What this task involves >>
The listing below is to be output in its exact form.

Material for this task >>
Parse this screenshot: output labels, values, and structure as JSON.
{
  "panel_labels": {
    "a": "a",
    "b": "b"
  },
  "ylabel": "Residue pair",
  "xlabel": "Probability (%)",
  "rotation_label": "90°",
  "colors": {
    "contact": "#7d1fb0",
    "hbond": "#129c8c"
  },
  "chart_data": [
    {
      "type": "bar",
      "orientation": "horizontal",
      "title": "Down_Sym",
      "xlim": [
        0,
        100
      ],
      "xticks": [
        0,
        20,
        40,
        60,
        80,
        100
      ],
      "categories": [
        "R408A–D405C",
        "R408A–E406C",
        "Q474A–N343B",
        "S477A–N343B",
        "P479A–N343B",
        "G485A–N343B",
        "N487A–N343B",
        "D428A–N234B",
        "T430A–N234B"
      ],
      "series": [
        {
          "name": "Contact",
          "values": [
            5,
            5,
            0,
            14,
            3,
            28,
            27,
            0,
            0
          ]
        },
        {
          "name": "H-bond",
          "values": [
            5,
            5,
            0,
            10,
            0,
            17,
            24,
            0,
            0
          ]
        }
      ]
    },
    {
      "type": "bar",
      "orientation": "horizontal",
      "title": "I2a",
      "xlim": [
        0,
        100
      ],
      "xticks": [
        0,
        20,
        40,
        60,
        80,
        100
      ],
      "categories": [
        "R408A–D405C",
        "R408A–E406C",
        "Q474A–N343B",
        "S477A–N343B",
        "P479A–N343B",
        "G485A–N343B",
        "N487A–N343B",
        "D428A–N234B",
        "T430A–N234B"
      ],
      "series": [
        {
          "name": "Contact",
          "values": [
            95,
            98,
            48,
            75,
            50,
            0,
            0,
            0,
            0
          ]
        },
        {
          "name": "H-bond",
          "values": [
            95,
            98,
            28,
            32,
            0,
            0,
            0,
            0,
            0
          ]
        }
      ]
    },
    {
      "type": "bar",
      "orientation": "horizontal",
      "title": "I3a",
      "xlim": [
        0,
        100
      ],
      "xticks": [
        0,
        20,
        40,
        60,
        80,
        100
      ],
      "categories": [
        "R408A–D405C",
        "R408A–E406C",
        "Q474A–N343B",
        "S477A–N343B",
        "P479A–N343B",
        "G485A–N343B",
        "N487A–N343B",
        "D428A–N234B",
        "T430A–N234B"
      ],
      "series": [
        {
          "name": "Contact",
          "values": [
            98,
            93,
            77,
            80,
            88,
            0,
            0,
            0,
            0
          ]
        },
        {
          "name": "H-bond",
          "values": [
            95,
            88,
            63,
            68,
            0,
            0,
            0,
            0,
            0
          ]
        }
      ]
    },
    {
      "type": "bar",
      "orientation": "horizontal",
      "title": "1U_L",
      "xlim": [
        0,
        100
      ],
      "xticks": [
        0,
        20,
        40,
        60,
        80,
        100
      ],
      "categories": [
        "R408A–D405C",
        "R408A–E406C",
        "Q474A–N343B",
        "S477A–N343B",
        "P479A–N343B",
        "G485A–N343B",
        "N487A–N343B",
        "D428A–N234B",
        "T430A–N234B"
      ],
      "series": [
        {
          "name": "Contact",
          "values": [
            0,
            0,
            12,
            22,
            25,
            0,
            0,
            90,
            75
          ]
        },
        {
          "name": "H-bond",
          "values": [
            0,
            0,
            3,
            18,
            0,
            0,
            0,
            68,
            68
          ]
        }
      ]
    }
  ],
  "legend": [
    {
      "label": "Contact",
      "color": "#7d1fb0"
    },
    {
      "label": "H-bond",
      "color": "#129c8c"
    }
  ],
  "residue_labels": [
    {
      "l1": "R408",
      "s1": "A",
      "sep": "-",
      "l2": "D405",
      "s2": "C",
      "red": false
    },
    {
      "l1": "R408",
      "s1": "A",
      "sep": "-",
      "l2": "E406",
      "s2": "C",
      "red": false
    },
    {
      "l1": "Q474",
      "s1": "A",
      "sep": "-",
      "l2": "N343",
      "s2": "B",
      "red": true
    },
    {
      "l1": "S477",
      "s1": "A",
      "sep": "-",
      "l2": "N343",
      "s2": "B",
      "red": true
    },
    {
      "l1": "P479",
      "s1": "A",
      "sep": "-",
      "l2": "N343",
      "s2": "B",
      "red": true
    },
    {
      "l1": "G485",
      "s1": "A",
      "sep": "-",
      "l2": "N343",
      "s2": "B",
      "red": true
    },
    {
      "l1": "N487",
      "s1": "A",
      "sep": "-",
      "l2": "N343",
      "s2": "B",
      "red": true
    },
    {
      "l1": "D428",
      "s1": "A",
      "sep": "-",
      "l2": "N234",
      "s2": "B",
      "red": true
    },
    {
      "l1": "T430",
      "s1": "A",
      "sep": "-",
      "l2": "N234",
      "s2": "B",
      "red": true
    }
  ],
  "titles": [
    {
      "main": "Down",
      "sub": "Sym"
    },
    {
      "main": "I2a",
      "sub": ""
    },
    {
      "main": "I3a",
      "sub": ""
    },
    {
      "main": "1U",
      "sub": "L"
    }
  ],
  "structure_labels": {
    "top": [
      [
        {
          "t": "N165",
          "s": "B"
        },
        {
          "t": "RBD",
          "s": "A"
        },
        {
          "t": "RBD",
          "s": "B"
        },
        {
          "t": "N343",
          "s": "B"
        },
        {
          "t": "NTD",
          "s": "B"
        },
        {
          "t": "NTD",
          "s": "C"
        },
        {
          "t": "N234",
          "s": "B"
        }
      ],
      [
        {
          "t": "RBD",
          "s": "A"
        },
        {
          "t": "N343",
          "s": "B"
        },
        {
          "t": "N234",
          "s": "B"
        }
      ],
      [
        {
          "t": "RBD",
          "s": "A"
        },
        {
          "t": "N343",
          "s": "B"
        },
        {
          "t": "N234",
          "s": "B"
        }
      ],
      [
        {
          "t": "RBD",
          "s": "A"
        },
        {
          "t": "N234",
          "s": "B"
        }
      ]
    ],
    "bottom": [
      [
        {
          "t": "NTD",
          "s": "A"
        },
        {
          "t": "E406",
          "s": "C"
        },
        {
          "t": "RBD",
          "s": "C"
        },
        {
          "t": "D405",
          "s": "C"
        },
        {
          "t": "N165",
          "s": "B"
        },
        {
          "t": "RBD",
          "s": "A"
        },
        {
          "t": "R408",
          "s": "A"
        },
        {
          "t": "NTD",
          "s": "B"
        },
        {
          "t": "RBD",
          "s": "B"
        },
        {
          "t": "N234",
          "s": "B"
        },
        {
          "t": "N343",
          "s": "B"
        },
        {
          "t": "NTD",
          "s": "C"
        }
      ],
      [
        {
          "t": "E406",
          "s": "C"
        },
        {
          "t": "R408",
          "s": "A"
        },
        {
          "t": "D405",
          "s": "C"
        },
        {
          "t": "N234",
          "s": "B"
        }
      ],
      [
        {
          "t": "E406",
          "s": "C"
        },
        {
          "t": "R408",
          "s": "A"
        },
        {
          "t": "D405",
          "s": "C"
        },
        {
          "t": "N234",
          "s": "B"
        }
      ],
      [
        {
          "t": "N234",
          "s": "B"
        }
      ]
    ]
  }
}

Finished task >>
Parse this screenshot: output labels, values, and structure as JSON.
{
  "panel_labels": {
    "a": "a",
    "b": "b"
  },
  "ylabel": "Residue pair",
  "xlabel": "Probability (%)",
  "rotation_label": "90°",
  "colors": {
    "contact": "#7d1fb0",
    "hbond": "#129c8c"
  },
  "chart_data": [
    {
      "type": "bar",
      "orientation": "horizontal",
      "title": "Down_Sym",
      "xlim": [
        0,
        100
      ],
      "xticks": [
        0,
        20,
        40,
        60,
        80,
        100
      ],
      "categories": [
        "R408A–D405C",
        "R408A–E406C",
        "Q474A–N343B",
        "S477A–N343B",
        "P479A–N343B",
        "G485A–N343B",
        "N487A–N343B",
        "D428A–N234B",
        "T430A–N234B"
      ],
      "series": [
        {
          "name": "Contact",
          "values": [
            5,
            5,
            0,
            14,
            3,
            28,
            27,
            0,
            0
          ]
        },
        {
          "name": "H-bond",
          "values": [
            5,
            5,
            0,
            10,
            0,
            17,
            24,
            0,
            0
          ]
        }
      ]
    },
    {
      "type": "bar",
      "orientation": "horizontal",
      "title": "I2a",
      "xlim": [
        0,
        100
      ],
      "xticks": [
        0,
        20,
        40,
        60,
        80,
        100
      ],
      "categories": [
        "R408A–D405C",
        "R408A–E406C",
        "Q474A–N343B",
        "S477A–N343B",
        "P479A–N343B",
        "G485A–N343B",
        "N487A–N343B",
        "D428A–N234B",
        "T430A–N234B"
      ],
      "series": [
        {
          "name": "Contact",
          "values": [
            95,
            98,
            48,
            75,
            50,
            0,
            0,
            0,
            0
          ]
        },
        {
          "name": "H-bond",
          "values": [
            95,
            98,
            28,
            32,
            0,
            0,
            0,
            0,
            0
          ]
        }
      ]
    },
    {
      "type": "bar",
      "orientation": "horizontal",
      "title": "I3a",
      "xlim": [
        0,
        100
      ],
      "xticks": [
        0,
        20,
        40,
        60,
        80,
        100
      ],
      "categories": [
        "R408A–D405C",
        "R408A–E406C",
        "Q474A–N343B",
        "S477A–N343B",
        "P479A–N343B",
        "G485A–N343B",
        "N487A–N343B",
        "D428A–N234B",
        "T430A–N234B"
      ],
      "series": [
        {
          "name": "Contact",
          "values": [
            98,
            93,
            77,
            80,
            88,
            0,
            0,
            0,
            0
          ]
        },
        {
          "name": "H-bond",
          "values": [
            95,
            88,
            63,
            68,
            0,
            0,
            0,
            0,
            0
          ]
        }
      ]
    },
    {
      "type": "bar",
      "orientation": "horizontal",
      "title": "1U_L",
      "xlim": [
        0,
        100
      ],
      "xticks": [
        0,
        20,
        40,
        60,
        80,
        100
      ],
      "categories": [
        "R408A–D405C",
        "R408A–E406C",
        "Q474A–N343B",
        "S477A–N343B",
        "P479A–N343B",
        "G485A–N343B",
        "N487A–N343B",
        "D428A–N234B",
        "T430A–N234B"
      ],
      "series": [
        {
          "name": "Contact",
          "values": [
            0,
            0,
            12,
            22,
            25,
            0,
            0,
            90,
            75
          ]
        },
        {
          "name": "H-bond",
          "values": [
            0,
            0,
            3,
            18,
            0,
            0,
            0,
            68,
            68
          ]
        }
      ]
    }
  ],
  "legend": [
    {
      "label": "Contact",
      "color": "#7d1fb0"
    },
    {
      "label": "H-bond",
      "color": "#129c8c"
    }
  ],
  "residue_labels": [
    {
      "l1": "R408",
      "s1": "A",
      "sep": "-",
      "l2": "D405",
      "s2": "C",
      "red": false
    },
    {
      "l1": "R408",
      "s1": "A",
      "sep": "-",
      "l2": "E406",
      "s2": "C",
      "red": false
    },
    {
      "l1": "Q474",
      "s1": "A",
      "sep": "-",
      "l2": "N343",
      "s2": "B",
      "red": true
    },
    {
      "l1": "S477",
      "s1": "A",
      "sep": "-",
      "l2": "N343",
      "s2": "B",
      "red": true
    },
    {
      "l1": "P479",
      "s1": "A",
      "sep": "-",
      "l2": "N343",
      "s2": "B",
      "red": true
    },
    {
      "l1": "G485",
      "s1": "A",
      "sep": "-",
      "l2": "N343",
      "s2": "B",
      "red": true
    },
    {
      "l1": "N487",
      "s1": "A",
      "sep": "-",
      "l2": "N343",
      "s2": "B",
      "red": true
    },
    {
      "l1": "D428",
      "s1": "A",
      "sep": "-",
      "l2": "N234",
      "s2": "B",
      "red": true
    },
    {
      "l1": "T430",
      "s1": "A",
      "sep": "-",
      "l2": "N234",
      "s2": "B",
      "red": true
    }
  ],
  "titles": [
    {
      "main": "Down",
      "sub": "Sym"
    },
    {
      "main": "I2a",
      "sub": ""
    },
    {
      "main": "I3a",
      "sub": ""
    },
    {
      "main": "1U",
      "sub": "L"
    }
  ],
  "structure_labels": {
    "top": [
      [
        {
          "t": "N165",
          "s": "B"
        },
        {
          "t": "RBD",
          "s": "A"
        },
        {
          "t": "RBD",
          "s": "B"
        },
        {
          "t": "N343",
          "s": "B"
        },
        {
          "t": "NTD",
          "s": "B"
        },
        {
          "t": "NTD",
          "s": "C"
        },
        {
          "t": "N234",
          "s": "B"
        }
      ],
      [
        {
          "t": "RBD",
          "s": "A"
        },
        {
          "t": "N343",
          "s": "B"
        },
        {
          "t": "N234",
          "s": "B"
        }
      ],
      [
        {
          "t": "RBD",
          "s": "A"
        },
        {
          "t": "N343",
          "s": "B"
        },
        {
          "t": "N234",
          "s": "B"
        }
      ],
      [
        {
          "t": "RBD",
          "s": "A"
        },
        {
          "t": "N234",
          "s": "B"
        }
      ]
    ],
    "bottom": [
      [
        {
          "t": "NTD",
          "s": "A"
        },
        {
          "t": "E406",
          "s": "C"
        },
        {
          "t": "RBD",
          "s": "C"
        },
        {
          "t": "D405",
          "s": "C"
        },
        {
          "t": "N165",
          "s": "B"
        },
        {
          "t": "RBD",
          "s": "A"
        },
        {
          "t": "R408",
          "s": "A"
        },
        {
          "t": "NTD",
          "s": "B"
        },
        {
          "t": "RBD",
          "s": "B"
        },
        {
          "t": "N234",
          "s": "B"
        },
        {
          "t": "N343",
          "s": "B"
        },
        {
          "t": "NTD",
          "s": "C"
        }
      ],
      [
        {
          "t": "E406",
          "s": "C"
        },
        {
          "t": "R408",
          "s": "A"
        },
        {
          "t": "D405",
          "s": "C"
        },
        {
          "t": "N234",
          "s": "B"
        }
      ],
      [
        {
          "t": "E406",
          "s": "C"
        },
        {
          "t": "R408",
          "s": "A"
        },
        {
          "t": "D405",
          "s": "C"
        },
        {
          "t": "N234",
          "s": "B"
        }
      ],
      [
        {
          "t": "N234",
          "s": "B"
        }
      ]
    ]
  }
}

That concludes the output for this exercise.